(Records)

━━━━━━━━

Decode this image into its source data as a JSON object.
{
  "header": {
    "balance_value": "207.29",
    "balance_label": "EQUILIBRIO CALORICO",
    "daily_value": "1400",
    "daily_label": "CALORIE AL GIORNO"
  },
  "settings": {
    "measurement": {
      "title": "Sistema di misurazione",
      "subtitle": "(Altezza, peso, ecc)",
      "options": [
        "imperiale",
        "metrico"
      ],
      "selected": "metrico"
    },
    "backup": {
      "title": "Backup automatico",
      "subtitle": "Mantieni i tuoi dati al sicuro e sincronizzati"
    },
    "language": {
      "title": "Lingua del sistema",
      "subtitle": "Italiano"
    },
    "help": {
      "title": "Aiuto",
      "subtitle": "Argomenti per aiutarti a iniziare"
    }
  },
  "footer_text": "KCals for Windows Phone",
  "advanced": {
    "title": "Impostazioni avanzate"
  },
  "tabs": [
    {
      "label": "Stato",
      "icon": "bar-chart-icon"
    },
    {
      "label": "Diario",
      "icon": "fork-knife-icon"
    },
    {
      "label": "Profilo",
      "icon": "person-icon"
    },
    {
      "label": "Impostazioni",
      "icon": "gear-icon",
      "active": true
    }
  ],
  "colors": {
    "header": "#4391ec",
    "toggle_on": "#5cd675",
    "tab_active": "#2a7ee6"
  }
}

━━━━━━━━

Repeat every line of the material exactly as given.

Decode this image into its source data as a JSON object.
{
  "header": {
    "balance_value": "207.29",
    "balance_label": "EQUILIBRIO CALORICO",
    "daily_value": "1400",
    "daily_label": "CALORIE AL GIORNO"
  },
  "settings": {
    "measurement": {
      "title": "Sistema di misurazione",
      "subtitle": "(Altezza, peso, ecc)",
      "options": [
        "imperiale",
        "metrico"
      ],
      "selected": "metrico"
    },
    "backup": {
      "title": "Backup automatico",
      "subtitle": "Mantieni i tuoi dati al sicuro e sincronizzati"
    },
    "language": {
      "title": "Lingua del sistema",
      "subtitle": "Italiano"
    },
    "help": {
      "title": "Aiuto",
      "subtitle": "Argomenti per aiutarti a iniziare"
    }
  },
  "footer_text": "KCals for Windows Phone",
  "advanced": {
    "title": "Impostazioni avanzate"
  },
  "tabs": [
    {
      "label": "Stato",
      "icon": "bar-chart-icon"
    },
    {
      "label": "Diario",
      "icon": "fork-knife-icon"
    },
    {
      "label": "Profilo",
      "icon": "person-icon"
    },
    {
      "label": "Impostazioni",
      "icon": "gear-icon",
      "active": true
    }
  ],
  "colors": {
    "header": "#4391ec",
    "toggle_on": "#5cd675",
    "tab_active": "#2a7ee6"
  }
}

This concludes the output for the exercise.